◆ **INSTRUCTION**: Which lines hold the word "this"? Copy each of them.

-- Start DATASET ENTRIES --

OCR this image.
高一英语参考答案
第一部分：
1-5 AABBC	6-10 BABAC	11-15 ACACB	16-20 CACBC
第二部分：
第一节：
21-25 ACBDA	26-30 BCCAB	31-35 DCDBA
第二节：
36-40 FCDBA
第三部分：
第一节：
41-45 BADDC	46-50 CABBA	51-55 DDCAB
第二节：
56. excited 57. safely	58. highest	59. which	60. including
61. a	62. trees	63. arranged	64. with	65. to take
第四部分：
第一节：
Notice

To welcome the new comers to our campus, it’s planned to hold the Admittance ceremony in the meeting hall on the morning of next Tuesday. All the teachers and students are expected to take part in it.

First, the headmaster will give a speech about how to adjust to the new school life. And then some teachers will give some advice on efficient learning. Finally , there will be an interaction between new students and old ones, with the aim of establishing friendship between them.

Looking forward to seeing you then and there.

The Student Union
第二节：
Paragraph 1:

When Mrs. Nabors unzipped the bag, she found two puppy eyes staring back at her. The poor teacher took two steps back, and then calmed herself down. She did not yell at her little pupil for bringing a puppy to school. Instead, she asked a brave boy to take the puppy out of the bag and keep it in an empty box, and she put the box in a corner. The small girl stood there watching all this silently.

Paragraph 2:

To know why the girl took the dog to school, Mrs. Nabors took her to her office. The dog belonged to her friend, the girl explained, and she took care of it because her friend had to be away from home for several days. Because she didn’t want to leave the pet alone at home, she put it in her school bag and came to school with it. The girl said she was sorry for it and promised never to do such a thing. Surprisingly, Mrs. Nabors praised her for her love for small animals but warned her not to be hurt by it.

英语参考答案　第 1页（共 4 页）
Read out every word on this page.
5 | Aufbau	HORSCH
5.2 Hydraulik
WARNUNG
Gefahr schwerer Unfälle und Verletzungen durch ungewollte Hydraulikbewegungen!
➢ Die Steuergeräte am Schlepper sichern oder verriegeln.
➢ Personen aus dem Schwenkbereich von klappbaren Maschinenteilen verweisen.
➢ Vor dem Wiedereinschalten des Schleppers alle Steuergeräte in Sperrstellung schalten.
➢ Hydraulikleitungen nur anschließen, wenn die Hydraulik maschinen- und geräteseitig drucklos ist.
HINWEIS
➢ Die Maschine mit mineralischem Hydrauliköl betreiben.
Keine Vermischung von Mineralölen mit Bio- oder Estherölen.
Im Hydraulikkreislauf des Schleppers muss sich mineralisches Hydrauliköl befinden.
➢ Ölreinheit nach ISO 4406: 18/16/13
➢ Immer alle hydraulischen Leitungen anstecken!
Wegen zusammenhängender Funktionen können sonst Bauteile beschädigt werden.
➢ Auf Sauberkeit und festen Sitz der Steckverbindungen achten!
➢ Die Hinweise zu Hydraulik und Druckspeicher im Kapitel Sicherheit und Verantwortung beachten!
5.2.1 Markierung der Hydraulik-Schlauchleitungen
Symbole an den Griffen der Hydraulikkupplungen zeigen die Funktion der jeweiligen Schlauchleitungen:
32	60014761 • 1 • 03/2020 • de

-- End DATASET ENTRIES --

◆ **WRITTEN REPLY**:
OCR this image.
When Mrs. Nabors unzipped the bag, she found two puppy eyes staring back at her. The poor teacher took two steps back, and then calmed herself down. She did not yell at her little pupil for bringing a puppy to school. Instead, she asked a brave boy to take the puppy out of the bag and keep it in an empty box, and she put the box in a corner. The small girl stood there watching all this silently.
Read out every word on this page.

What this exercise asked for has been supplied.